▼

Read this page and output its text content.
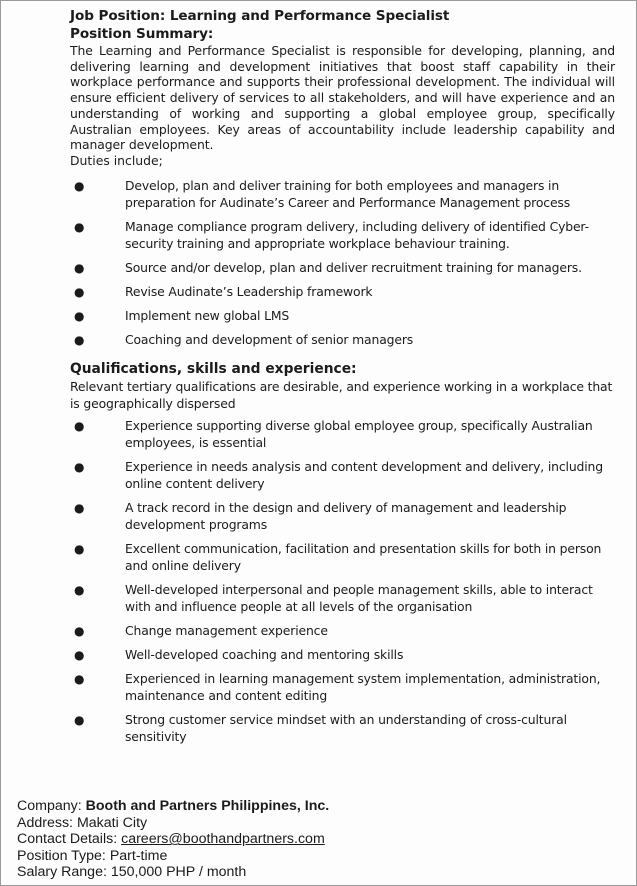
Job Position: Learning and Performance Specialist
Position Summary:
The Learning and Performance Specialist is responsible for developing, planning, and delivering learning and development initiatives that boost staff capability in their workplace performance and supports their professional development. The individual will ensure efficient delivery of services to all stakeholders, and will have experience and an understanding of working and supporting a global employee group, specifically Australian employees. Key areas of accountability include leadership capability and manager development.
Duties include;
●	Develop, plan and deliver training for both employees and managers in preparation for Audinate’s Career and Performance Management process
●	Manage compliance program delivery, including delivery of identified Cyber-security training and appropriate workplace behaviour training.
●	Source and/or develop, plan and deliver recruitment training for managers.
●	Revise Audinate’s Leadership framework
●	Implement new global LMS
●	Coaching and development of senior managers
Qualifications, skills and experience:
Relevant tertiary qualifications are desirable, and experience working in a workplace that is geographically dispersed
●	Experience supporting diverse global employee group, specifically Australian employees, is essential
●	Experience in needs analysis and content development and delivery, including online content delivery
●	A track record in the design and delivery of management and leadership development programs
●	Excellent communication, facilitation and presentation skills for both in person and online delivery
●	Well-developed interpersonal and people management skills, able to interact with and influence people at all levels of the organisation
●	Change management experience
●	Well-developed coaching and mentoring skills
●	Experienced in learning management system implementation, administration, maintenance and content editing
●	Strong customer service mindset with an understanding of cross-cultural sensitivity
Company: Booth and Partners Philippines, Inc.
Address: Makati City
Contact Details: careers@boothandpartners.com
Position Type: Part-time
Salary Range: 150,000 PHP / month
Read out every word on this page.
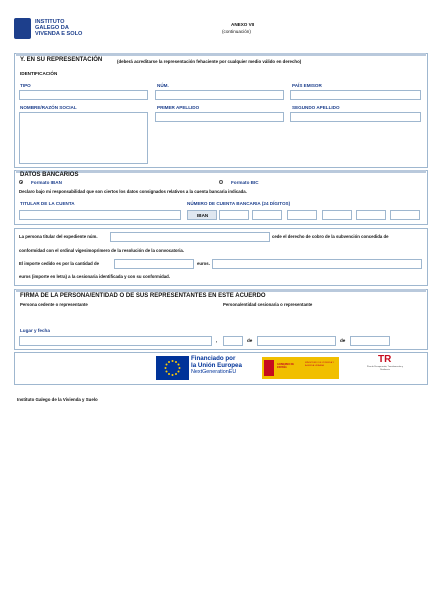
INSTITUTO
GALEGO DA
VIVENDA E SOLO
ANEXO VII
(continuación)
Y. EN SU REPRESENTACIÓN	(deberá acreditarse la representación fehaciente por cualquier medio válido en derecho)
IDENTIFICACIÓN
TIPO	NÚM.	PAÍS EMISOR
NOMBRE/RAZÓN SOCIAL	PRIMER APELLIDO	SEGUNDO APELLIDO
DATOS BANCARIOS
Formato IBAN	Formato BIC
Declaro bajo mi responsabilidad que son ciertos los datos consignados relativos a la cuenta bancaria indicada.
TITULAR DE LA CUENTA	NÚMERO DE CUENTA BANCARIA (24 DÍGITOS)
IBAN
La persona titular del expediente núm.	cede el derecho de cobro de la subvención concedida de
conformidad con el ordinal vigesimoprimero de la resolución de la convocatoria.
El importe cedido es por la cantidad de	euros.
euros (importe en letra) a la cesionaria identificada y con su conformidad.
FIRMA DE LA PERSONA/ENTIDAD O DE SUS REPRESENTANTES EN ESTE ACUERDO
Persona cedente o representante	Persona/entidad cesionaria o representante
Lugar y fecha
,	de	de
Financiado por
la Unión Europea
NextGenerationEU
GOBIERNO DE ESPAÑA
MINISTERIO DE VIVIENDA Y AGENDA URBANA
TR
Plan de Recuperación, Transformación y Resiliencia
Instituto Galego de la Vivienda y Suelo
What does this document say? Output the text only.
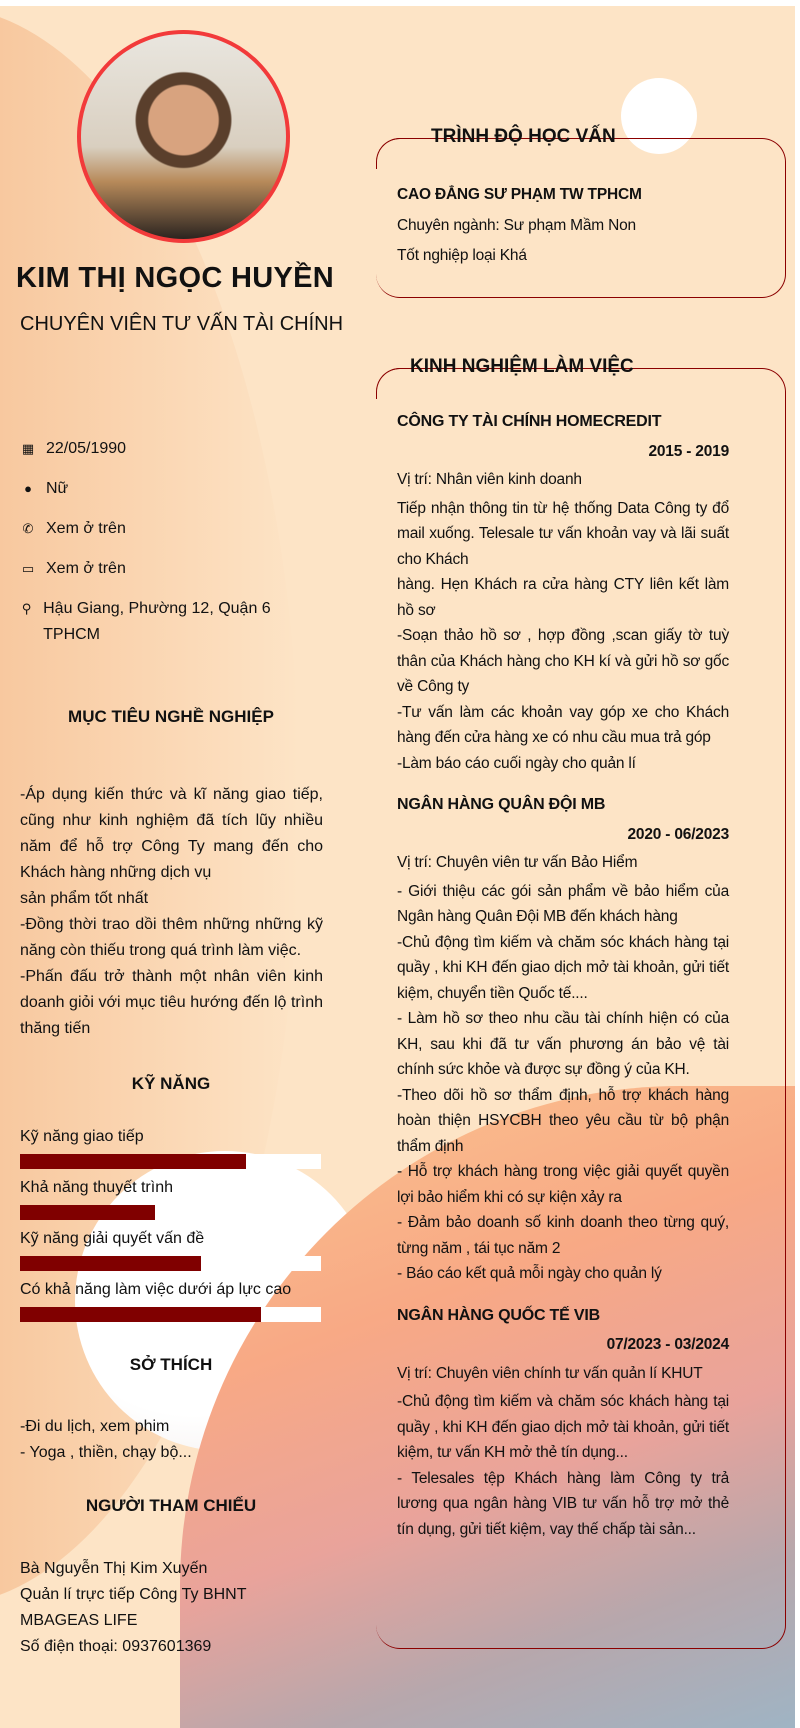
KIM THỊ NGỌC HUYỀN
CHUYÊN VIÊN TƯ VẤN TÀI CHÍNH
▦ 22/05/1990
● Nữ
✆ Xem ở trên
▭ Xem ở trên
⚲ Hậu Giang, Phường 12, Quận 6 TPHCM
MỤC TIÊU NGHỀ NGHIỆP

-Áp dụng kiến thức và kĩ năng giao tiếp, cũng như kinh nghiệm đã tích lũy nhiều năm để hỗ trợ Công Ty mang đến cho Khách hàng những dịch vụ

sản phẩm tốt nhất

-Đồng thời trao dồi thêm những những kỹ năng còn thiếu trong quá trình làm việc.

-Phấn đấu trở thành một nhân viên kinh doanh giỏi với mục tiêu hướng đến lộ trình thăng tiến

KỸ NĂNG
Kỹ năng giao tiếp
Khả năng thuyết trình
Kỹ năng giải quyết vấn đề
Có khả năng làm việc dưới áp lực cao
SỞ THÍCH

-Đi du lịch, xem phim

- Yoga , thiền, chạy bộ...

NGƯỜI THAM CHIẾU

Bà Nguyễn Thị Kim Xuyến

Quản lí trực tiếp Công Ty BHNT MBAGEAS LIFE

Số điện thoại: 0937601369

TRÌNH ĐỘ HỌC VẤN
CAO ĐẲNG SƯ PHẠM TW TPHCM
Chuyên ngành: Sư phạm Mầm Non
Tốt nghiệp loại Khá
KINH NGHIỆM LÀM VIỆC
CÔNG TY TÀI CHÍNH HOMECREDIT
2015 - 2019
Vị trí: Nhân viên kinh doanh

Tiếp nhận thông tin từ hệ thống Data Công ty đổ mail xuống. Telesale tư vấn khoản vay và lãi suất cho Khách

hàng. Hẹn Khách ra cửa hàng CTY liên kết làm hồ sơ

-Soạn thảo hồ sơ , hợp đồng ,scan giấy tờ tuỳ thân của Khách hàng cho KH kí và gửi hồ sơ gốc về Công ty

-Tư vấn làm các khoản vay góp xe cho Khách hàng đến cửa hàng xe có nhu cầu mua trả góp

-Làm báo cáo cuối ngày cho quản lí

NGÂN HÀNG QUÂN ĐỘI MB
2020 - 06/2023
Vị trí: Chuyên viên tư vấn Bảo Hiểm

- Giới thiệu các gói sản phẩm về bảo hiểm của Ngân hàng Quân Đội MB đến khách hàng

-Chủ động tìm kiếm và chăm sóc khách hàng tại quầy , khi KH đến giao dịch mở tài khoản, gửi tiết kiệm, chuyển tiền Quốc tế....

- Làm hồ sơ theo nhu cầu tài chính hiện có của KH, sau khi đã tư vấn phương án bảo vệ tài chính sức khỏe và được sự đồng ý của KH.

-Theo dõi hồ sơ thẩm định, hỗ trợ khách hàng hoàn thiện HSYCBH theo yêu cầu từ bộ phận thẩm định

- Hỗ trợ khách hàng trong việc giải quyết quyền lợi bảo hiểm khi có sự kiện xảy ra

- Đảm bảo doanh số kinh doanh theo từng quý, từng năm , tái tục năm 2

- Báo cáo kết quả mỗi ngày cho quản lý

NGÂN HÀNG QUỐC TẾ VIB
07/2023 - 03/2024
Vị trí: Chuyên viên chính tư vấn quản lí KHUT

-Chủ động tìm kiếm và chăm sóc khách hàng tại quầy , khi KH đến giao dịch mở tài khoản, gửi tiết kiệm, tư vấn KH mở thẻ tín dụng...

- Telesales tệp Khách hàng làm Công ty trả lương qua ngân hàng VIB tư vấn hỗ trợ mở thẻ tín dụng, gửi tiết kiệm, vay thế chấp tài sản...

▲

» EXERCISE OBJECTIVE:
Print all of the records shown above exactly, leaving out each picture.

» REPLY:
Read this page and output its text content.
Job Position: Learning and Performance Specialist
Position Summary:
The Learning and Performance Specialist is responsible for developing, planning, and delivering learning and development initiatives that boost staff capability in their workplace performance and supports their professional development. The individual will ensure efficient delivery of services to all stakeholders, and will have experience and an understanding of working and supporting a global employee group, specifically Australian employees. Key areas of accountability include leadership capability and manager development.
Duties include;
●	Develop, plan and deliver training for both employees and managers in preparation for Audinate’s Career and Performance Management process
●	Manage compliance program delivery, including delivery of identified Cyber-security training and appropriate workplace behaviour training.
●	Source and/or develop, plan and deliver recruitment training for managers.
●	Revise Audinate’s Leadership framework
●	Implement new global LMS
●	Coaching and development of senior managers
Qualifications, skills and experience:
Relevant tertiary qualifications are desirable, and experience working in a workplace that is geographically dispersed
●	Experience supporting diverse global employee group, specifically Australian employees, is essential
●	Experience in needs analysis and content development and delivery, including online content delivery
●	A track record in the design and delivery of management and leadership development programs
●	Excellent communication, facilitation and presentation skills for both in person and online delivery
●	Well-developed interpersonal and people management skills, able to interact with and influence people at all levels of the organisation
●	Change management experience
●	Well-developed coaching and mentoring skills
●	Experienced in learning management system implementation, administration, maintenance and content editing
●	Strong customer service mindset with an understanding of cross-cultural sensitivity
Company: Booth and Partners Philippines, Inc.
Address: Makati City
Contact Details: careers@boothandpartners.com
Position Type: Part-time
Salary Range: 150,000 PHP / month
Read out every word on this page.
INSTITUTO
GALEGO DA
VIVENDA E SOLO
ANEXO VII
(continuación)
Y. EN SU REPRESENTACIÓN	(deberá acreditarse la representación fehaciente por cualquier medio válido en derecho)
IDENTIFICACIÓN
TIPO	NÚM.	PAÍS EMISOR
NOMBRE/RAZÓN SOCIAL	PRIMER APELLIDO	SEGUNDO APELLIDO
DATOS BANCARIOS
Formato IBAN	Formato BIC
Declaro bajo mi responsabilidad que son ciertos los datos consignados relativos a la cuenta bancaria indicada.
TITULAR DE LA CUENTA	NÚMERO DE CUENTA BANCARIA (24 DÍGITOS)
IBAN
La persona titular del expediente núm.	cede el derecho de cobro de la subvención concedida de
conformidad con el ordinal vigesimoprimero de la resolución de la convocatoria.
El importe cedido es por la cantidad de	euros.
euros (importe en letra) a la cesionaria identificada y con su conformidad.
FIRMA DE LA PERSONA/ENTIDAD O DE SUS REPRESENTANTES EN ESTE ACUERDO
Persona cedente o representante	Persona/entidad cesionaria o representante
Lugar y fecha
,	de	de
Financiado por
la Unión Europea
NextGenerationEU
GOBIERNO DE ESPAÑA
MINISTERIO DE VIVIENDA Y AGENDA URBANA
TR
Plan de Recuperación, Transformación y Resiliencia
Instituto Galego de la Vivienda y Suelo
What does this document say? Output the text only.
KIM THỊ NGỌC HUYỀN
CHUYÊN VIÊN TƯ VẤN TÀI CHÍNH
▦ 22/05/1990
● Nữ
✆ Xem ở trên
▭ Xem ở trên
⚲ Hậu Giang, Phường 12, Quận 6 TPHCM
MỤC TIÊU NGHỀ NGHIỆP

-Áp dụng kiến thức và kĩ năng giao tiếp, cũng như kinh nghiệm đã tích lũy nhiều năm để hỗ trợ Công Ty mang đến cho Khách hàng những dịch vụ

sản phẩm tốt nhất

-Đồng thời trao dồi thêm những những kỹ năng còn thiếu trong quá trình làm việc.

-Phấn đấu trở thành một nhân viên kinh doanh giỏi với mục tiêu hướng đến lộ trình thăng tiến

KỸ NĂNG
Kỹ năng giao tiếp
Khả năng thuyết trình
Kỹ năng giải quyết vấn đề
Có khả năng làm việc dưới áp lực cao
SỞ THÍCH

-Đi du lịch, xem phim

- Yoga , thiền, chạy bộ...

NGƯỜI THAM CHIẾU

Bà Nguyễn Thị Kim Xuyến

Quản lí trực tiếp Công Ty BHNT MBAGEAS LIFE

Số điện thoại: 0937601369

TRÌNH ĐỘ HỌC VẤN
CAO ĐẲNG SƯ PHẠM TW TPHCM
Chuyên ngành: Sư phạm Mầm Non
Tốt nghiệp loại Khá
KINH NGHIỆM LÀM VIỆC
CÔNG TY TÀI CHÍNH HOMECREDIT
2015 - 2019
Vị trí: Nhân viên kinh doanh

Tiếp nhận thông tin từ hệ thống Data Công ty đổ mail xuống. Telesale tư vấn khoản vay và lãi suất cho Khách

hàng. Hẹn Khách ra cửa hàng CTY liên kết làm hồ sơ

-Soạn thảo hồ sơ , hợp đồng ,scan giấy tờ tuỳ thân của Khách hàng cho KH kí và gửi hồ sơ gốc về Công ty

-Tư vấn làm các khoản vay góp xe cho Khách hàng đến cửa hàng xe có nhu cầu mua trả góp

-Làm báo cáo cuối ngày cho quản lí

NGÂN HÀNG QUÂN ĐỘI MB
2020 - 06/2023
Vị trí: Chuyên viên tư vấn Bảo Hiểm

- Giới thiệu các gói sản phẩm về bảo hiểm của Ngân hàng Quân Đội MB đến khách hàng

-Chủ động tìm kiếm và chăm sóc khách hàng tại quầy , khi KH đến giao dịch mở tài khoản, gửi tiết kiệm, chuyển tiền Quốc tế....

- Làm hồ sơ theo nhu cầu tài chính hiện có của KH, sau khi đã tư vấn phương án bảo vệ tài chính sức khỏe và được sự đồng ý của KH.

-Theo dõi hồ sơ thẩm định, hỗ trợ khách hàng hoàn thiện HSYCBH theo yêu cầu từ bộ phận thẩm định

- Hỗ trợ khách hàng trong việc giải quyết quyền lợi bảo hiểm khi có sự kiện xảy ra

- Đảm bảo doanh số kinh doanh theo từng quý, từng năm , tái tục năm 2

- Báo cáo kết quả mỗi ngày cho quản lý

NGÂN HÀNG QUỐC TẾ VIB
07/2023 - 03/2024
Vị trí: Chuyên viên chính tư vấn quản lí KHUT

-Chủ động tìm kiếm và chăm sóc khách hàng tại quầy , khi KH đến giao dịch mở tài khoản, gửi tiết kiệm, tư vấn KH mở thẻ tín dụng...

- Telesales tệp Khách hàng làm Công ty trả lương qua ngân hàng VIB tư vấn hỗ trợ mở thẻ tín dụng, gửi tiết kiệm, vay thế chấp tài sản...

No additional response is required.